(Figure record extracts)
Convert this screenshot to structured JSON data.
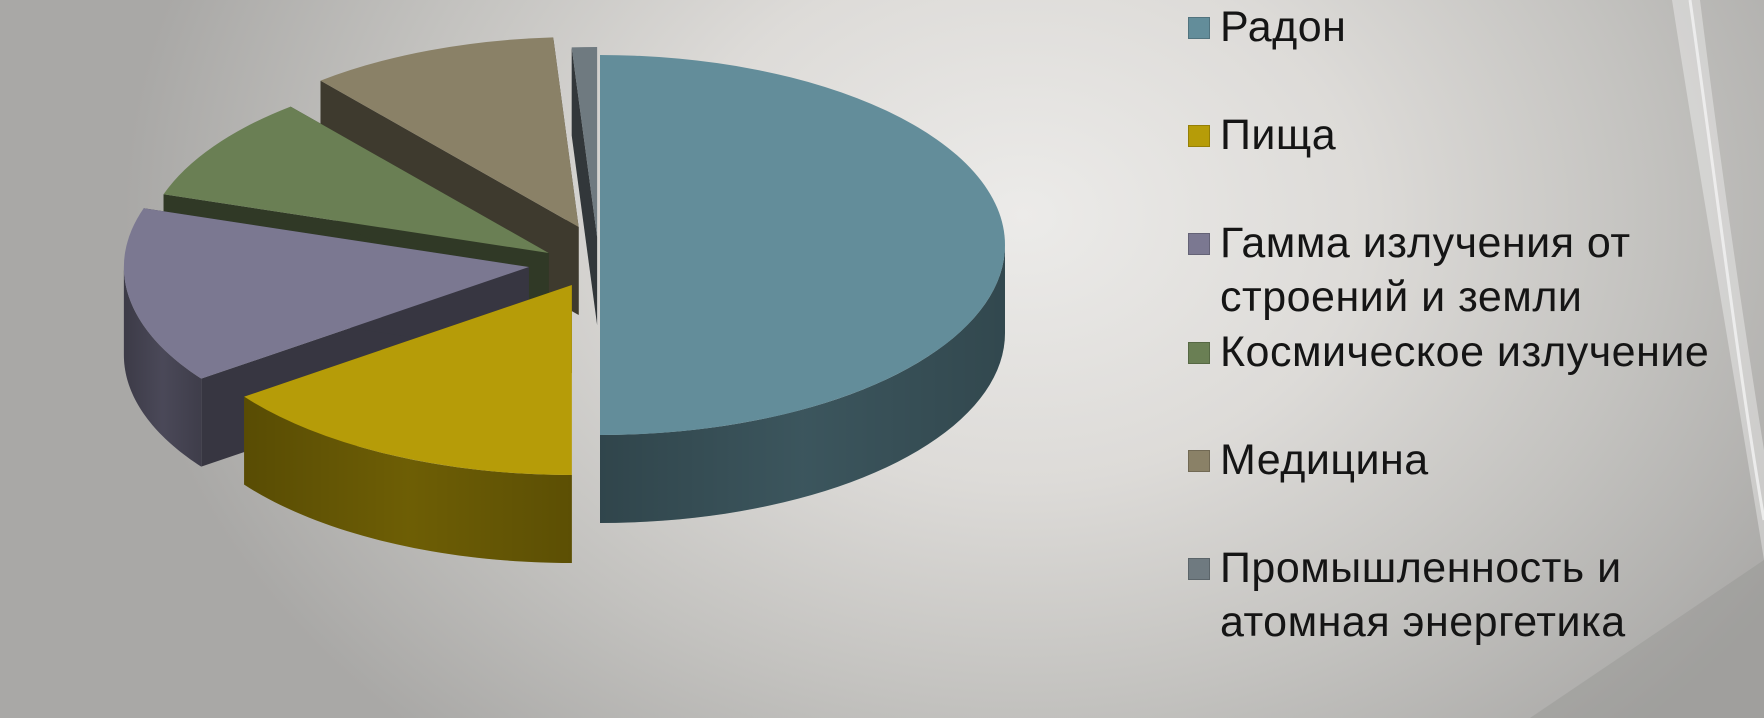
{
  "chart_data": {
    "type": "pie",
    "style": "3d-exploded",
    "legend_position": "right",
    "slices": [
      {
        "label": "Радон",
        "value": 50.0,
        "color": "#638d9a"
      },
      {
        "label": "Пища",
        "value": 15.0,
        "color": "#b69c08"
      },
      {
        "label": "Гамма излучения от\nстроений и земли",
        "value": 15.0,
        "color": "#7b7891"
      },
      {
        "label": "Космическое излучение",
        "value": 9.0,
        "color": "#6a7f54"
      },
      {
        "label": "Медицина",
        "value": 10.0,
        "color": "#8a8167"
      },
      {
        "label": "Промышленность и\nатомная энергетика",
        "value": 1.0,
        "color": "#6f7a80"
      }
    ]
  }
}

• _THE REQUEST_: Copy every record above exactly as written, but leave out the pictures.

• _RESPONSE TO THE EXERCISE_:
Convert this screenshot to structured JSON data.
{
  "chart_data": {
    "type": "pie",
    "style": "3d-exploded",
    "legend_position": "right",
    "slices": [
      {
        "label": "Радон",
        "value": 50.0,
        "color": "#638d9a"
      },
      {
        "label": "Пища",
        "value": 15.0,
        "color": "#b69c08"
      },
      {
        "label": "Гамма излучения от\nстроений и земли",
        "value": 15.0,
        "color": "#7b7891"
      },
      {
        "label": "Космическое излучение",
        "value": 9.0,
        "color": "#6a7f54"
      },
      {
        "label": "Медицина",
        "value": 10.0,
        "color": "#8a8167"
      },
      {
        "label": "Промышленность и\nатомная энергетика",
        "value": 1.0,
        "color": "#6f7a80"
      }
    ]
  }
}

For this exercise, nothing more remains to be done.